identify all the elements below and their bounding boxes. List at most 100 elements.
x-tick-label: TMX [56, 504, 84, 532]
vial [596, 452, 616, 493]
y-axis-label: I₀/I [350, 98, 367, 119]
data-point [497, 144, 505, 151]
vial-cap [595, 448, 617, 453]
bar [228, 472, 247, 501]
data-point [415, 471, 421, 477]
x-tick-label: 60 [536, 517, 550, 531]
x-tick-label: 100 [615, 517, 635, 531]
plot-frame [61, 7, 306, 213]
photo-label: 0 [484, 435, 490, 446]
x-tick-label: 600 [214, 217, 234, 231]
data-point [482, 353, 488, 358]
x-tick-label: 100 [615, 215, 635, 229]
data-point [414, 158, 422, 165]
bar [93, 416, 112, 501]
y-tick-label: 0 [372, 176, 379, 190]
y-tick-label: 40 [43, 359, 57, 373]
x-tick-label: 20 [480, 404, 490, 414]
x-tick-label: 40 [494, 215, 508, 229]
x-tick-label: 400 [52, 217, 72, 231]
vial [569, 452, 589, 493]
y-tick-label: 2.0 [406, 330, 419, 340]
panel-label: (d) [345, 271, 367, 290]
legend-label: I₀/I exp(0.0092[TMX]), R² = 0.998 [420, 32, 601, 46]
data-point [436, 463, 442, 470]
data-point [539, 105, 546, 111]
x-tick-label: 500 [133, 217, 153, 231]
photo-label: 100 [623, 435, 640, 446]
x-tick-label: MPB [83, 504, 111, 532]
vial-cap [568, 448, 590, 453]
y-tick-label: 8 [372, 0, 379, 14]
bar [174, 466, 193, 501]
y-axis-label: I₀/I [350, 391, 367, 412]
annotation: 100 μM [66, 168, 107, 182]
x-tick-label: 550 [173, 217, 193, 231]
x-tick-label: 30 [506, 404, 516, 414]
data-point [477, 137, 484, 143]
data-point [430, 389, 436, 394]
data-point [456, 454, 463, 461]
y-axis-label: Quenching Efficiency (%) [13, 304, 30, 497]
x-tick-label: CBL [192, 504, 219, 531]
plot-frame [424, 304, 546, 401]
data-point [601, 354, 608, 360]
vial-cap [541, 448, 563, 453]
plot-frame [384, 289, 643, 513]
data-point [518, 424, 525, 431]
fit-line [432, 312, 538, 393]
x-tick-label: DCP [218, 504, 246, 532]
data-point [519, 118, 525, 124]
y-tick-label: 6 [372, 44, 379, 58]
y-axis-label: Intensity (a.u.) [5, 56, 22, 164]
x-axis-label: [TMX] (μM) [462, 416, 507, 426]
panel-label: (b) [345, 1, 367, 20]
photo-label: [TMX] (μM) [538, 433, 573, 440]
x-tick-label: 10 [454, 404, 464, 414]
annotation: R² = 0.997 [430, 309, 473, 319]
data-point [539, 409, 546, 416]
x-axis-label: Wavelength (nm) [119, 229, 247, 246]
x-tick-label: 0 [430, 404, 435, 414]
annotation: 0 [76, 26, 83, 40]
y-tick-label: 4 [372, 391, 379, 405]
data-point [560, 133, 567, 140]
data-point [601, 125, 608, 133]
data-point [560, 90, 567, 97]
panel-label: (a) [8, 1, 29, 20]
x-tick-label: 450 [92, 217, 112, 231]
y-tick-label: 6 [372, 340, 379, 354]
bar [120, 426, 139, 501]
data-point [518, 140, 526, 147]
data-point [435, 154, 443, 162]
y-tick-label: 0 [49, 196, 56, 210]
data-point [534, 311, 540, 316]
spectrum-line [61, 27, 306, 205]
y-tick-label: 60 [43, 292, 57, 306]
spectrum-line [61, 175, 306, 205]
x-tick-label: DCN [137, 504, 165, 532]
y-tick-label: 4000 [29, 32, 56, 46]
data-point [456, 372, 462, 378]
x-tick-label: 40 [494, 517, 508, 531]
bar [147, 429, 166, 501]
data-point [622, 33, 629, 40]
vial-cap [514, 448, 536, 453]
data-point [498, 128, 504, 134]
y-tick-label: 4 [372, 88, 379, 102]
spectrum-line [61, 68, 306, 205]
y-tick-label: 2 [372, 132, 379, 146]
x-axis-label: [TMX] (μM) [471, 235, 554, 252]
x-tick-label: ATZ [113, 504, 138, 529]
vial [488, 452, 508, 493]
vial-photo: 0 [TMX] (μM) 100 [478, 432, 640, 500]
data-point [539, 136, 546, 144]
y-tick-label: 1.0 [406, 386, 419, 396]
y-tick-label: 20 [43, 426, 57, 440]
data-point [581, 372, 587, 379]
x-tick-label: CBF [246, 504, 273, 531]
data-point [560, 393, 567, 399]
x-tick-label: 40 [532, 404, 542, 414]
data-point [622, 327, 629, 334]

•••

# [WORK INSTRUCTIONS]
Copy all of the rows above, character for character.

# [RESPONSE TO THIS TASK]
identify all the elements below and their bounding boxes. List at most 100 elements.
x-tick-label: TMX [56, 504, 84, 532]
vial [596, 452, 616, 493]
y-axis-label: I₀/I [350, 98, 367, 119]
data-point [497, 144, 505, 151]
vial-cap [595, 448, 617, 453]
bar [228, 472, 247, 501]
data-point [415, 471, 421, 477]
x-tick-label: 60 [536, 517, 550, 531]
x-tick-label: 100 [615, 517, 635, 531]
plot-frame [61, 7, 306, 213]
photo-label: 0 [484, 435, 490, 446]
x-tick-label: 600 [214, 217, 234, 231]
data-point [482, 353, 488, 358]
x-tick-label: 100 [615, 215, 635, 229]
data-point [414, 158, 422, 165]
bar [93, 416, 112, 501]
y-tick-label: 0 [372, 176, 379, 190]
y-tick-label: 40 [43, 359, 57, 373]
x-tick-label: 20 [480, 404, 490, 414]
x-tick-label: 40 [494, 215, 508, 229]
x-tick-label: 400 [52, 217, 72, 231]
vial [569, 452, 589, 493]
y-tick-label: 2.0 [406, 330, 419, 340]
panel-label: (d) [345, 271, 367, 290]
legend-label: I₀/I exp(0.0092[TMX]), R² = 0.998 [420, 32, 601, 46]
data-point [436, 463, 442, 470]
data-point [539, 105, 546, 111]
x-tick-label: 500 [133, 217, 153, 231]
photo-label: 100 [623, 435, 640, 446]
x-tick-label: MPB [83, 504, 111, 532]
vial-cap [568, 448, 590, 453]
y-tick-label: 8 [372, 0, 379, 14]
bar [174, 466, 193, 501]
y-axis-label: I₀/I [350, 391, 367, 412]
annotation: 100 μM [66, 168, 107, 182]
x-tick-label: 550 [173, 217, 193, 231]
x-tick-label: 30 [506, 404, 516, 414]
data-point [477, 137, 484, 143]
data-point [430, 389, 436, 394]
data-point [456, 454, 463, 461]
y-axis-label: Quenching Efficiency (%) [13, 304, 30, 497]
x-tick-label: CBL [192, 504, 219, 531]
plot-frame [424, 304, 546, 401]
data-point [601, 354, 608, 360]
vial-cap [541, 448, 563, 453]
plot-frame [384, 289, 643, 513]
data-point [518, 424, 525, 431]
fit-line [432, 312, 538, 393]
x-tick-label: DCP [218, 504, 246, 532]
data-point [519, 118, 525, 124]
y-tick-label: 6 [372, 44, 379, 58]
y-axis-label: Intensity (a.u.) [5, 56, 22, 164]
x-axis-label: [TMX] (μM) [462, 416, 507, 426]
panel-label: (b) [345, 1, 367, 20]
photo-label: [TMX] (μM) [538, 433, 573, 440]
x-tick-label: 10 [454, 404, 464, 414]
annotation: R² = 0.997 [430, 309, 473, 319]
data-point [539, 409, 546, 416]
x-axis-label: Wavelength (nm) [119, 229, 247, 246]
x-tick-label: 0 [430, 404, 435, 414]
annotation: 0 [76, 26, 83, 40]
y-tick-label: 4 [372, 391, 379, 405]
data-point [560, 133, 567, 140]
data-point [601, 125, 608, 133]
data-point [560, 90, 567, 97]
panel-label: (a) [8, 1, 29, 20]
x-tick-label: 450 [92, 217, 112, 231]
y-tick-label: 6 [372, 340, 379, 354]
bar [120, 426, 139, 501]
data-point [518, 140, 526, 147]
data-point [435, 154, 443, 162]
y-tick-label: 0 [49, 196, 56, 210]
data-point [534, 311, 540, 316]
spectrum-line [61, 27, 306, 205]
y-tick-label: 60 [43, 292, 57, 306]
spectrum-line [61, 175, 306, 205]
x-tick-label: DCN [137, 504, 165, 532]
y-tick-label: 4000 [29, 32, 56, 46]
data-point [456, 372, 462, 378]
x-tick-label: 40 [494, 517, 508, 531]
bar [147, 429, 166, 501]
data-point [622, 33, 629, 40]
vial-cap [514, 448, 536, 453]
data-point [498, 128, 504, 134]
y-tick-label: 4 [372, 88, 379, 102]
spectrum-line [61, 68, 306, 205]
y-tick-label: 2 [372, 132, 379, 146]
x-axis-label: [TMX] (μM) [471, 235, 554, 252]
x-tick-label: ATZ [113, 504, 138, 529]
vial [488, 452, 508, 493]
vial-photo: 0 [TMX] (μM) 100 [478, 432, 640, 500]
data-point [539, 136, 546, 144]
y-tick-label: 1.0 [406, 386, 419, 396]
y-tick-label: 20 [43, 426, 57, 440]
data-point [581, 372, 587, 379]
x-tick-label: CBF [246, 504, 273, 531]
data-point [560, 393, 567, 399]
x-tick-label: 40 [532, 404, 542, 414]
data-point [622, 327, 629, 334]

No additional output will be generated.